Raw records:
%%

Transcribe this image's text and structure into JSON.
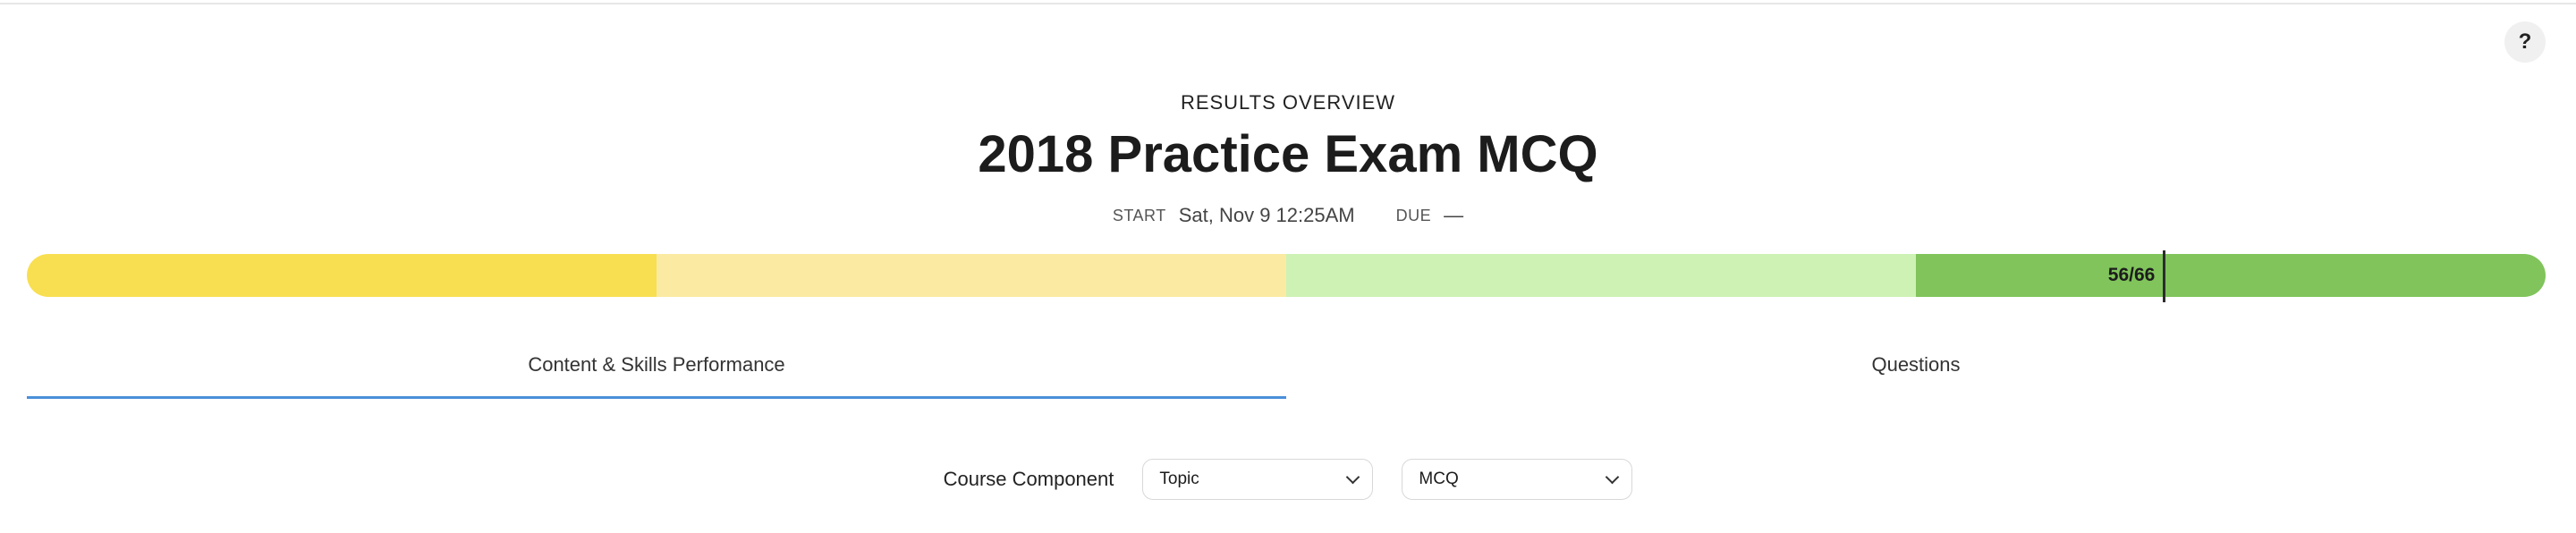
{
  "help_button": {
    "label": "?"
  },
  "header": {
    "eyebrow": "RESULTS OVERVIEW",
    "title": "2018 Practice Exam MCQ",
    "start_label": "START",
    "start_value": "Sat, Nov 9 12:25AM",
    "due_label": "DUE",
    "due_value": "—"
  },
  "progress": {
    "score_label": "56/66",
    "score": 56,
    "total": 66,
    "segments": [
      {
        "color": "#f8df52"
      },
      {
        "color": "#fbeaa2"
      },
      {
        "color": "#cdf2b4"
      },
      {
        "color": "#80c45b"
      }
    ]
  },
  "tabs": [
    {
      "label": "Content & Skills Performance",
      "active": true
    },
    {
      "label": "Questions",
      "active": false
    }
  ],
  "filters": {
    "label": "Course Component",
    "selects": [
      {
        "value": "Topic"
      },
      {
        "value": "MCQ"
      }
    ]
  },
  "colors": {
    "tab_underline": "#4a90d9"
  }
}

%%

Pictures are excluded; repeat every record exactly.

#### [Exercise solution]
Transcribe this image's text and structure into JSON.
{
  "help_button": {
    "label": "?"
  },
  "header": {
    "eyebrow": "RESULTS OVERVIEW",
    "title": "2018 Practice Exam MCQ",
    "start_label": "START",
    "start_value": "Sat, Nov 9 12:25AM",
    "due_label": "DUE",
    "due_value": "—"
  },
  "progress": {
    "score_label": "56/66",
    "score": 56,
    "total": 66,
    "segments": [
      {
        "color": "#f8df52"
      },
      {
        "color": "#fbeaa2"
      },
      {
        "color": "#cdf2b4"
      },
      {
        "color": "#80c45b"
      }
    ]
  },
  "tabs": [
    {
      "label": "Content & Skills Performance",
      "active": true
    },
    {
      "label": "Questions",
      "active": false
    }
  ],
  "filters": {
    "label": "Course Component",
    "selects": [
      {
        "value": "Topic"
      },
      {
        "value": "MCQ"
      }
    ]
  },
  "colors": {
    "tab_underline": "#4a90d9"
  }
}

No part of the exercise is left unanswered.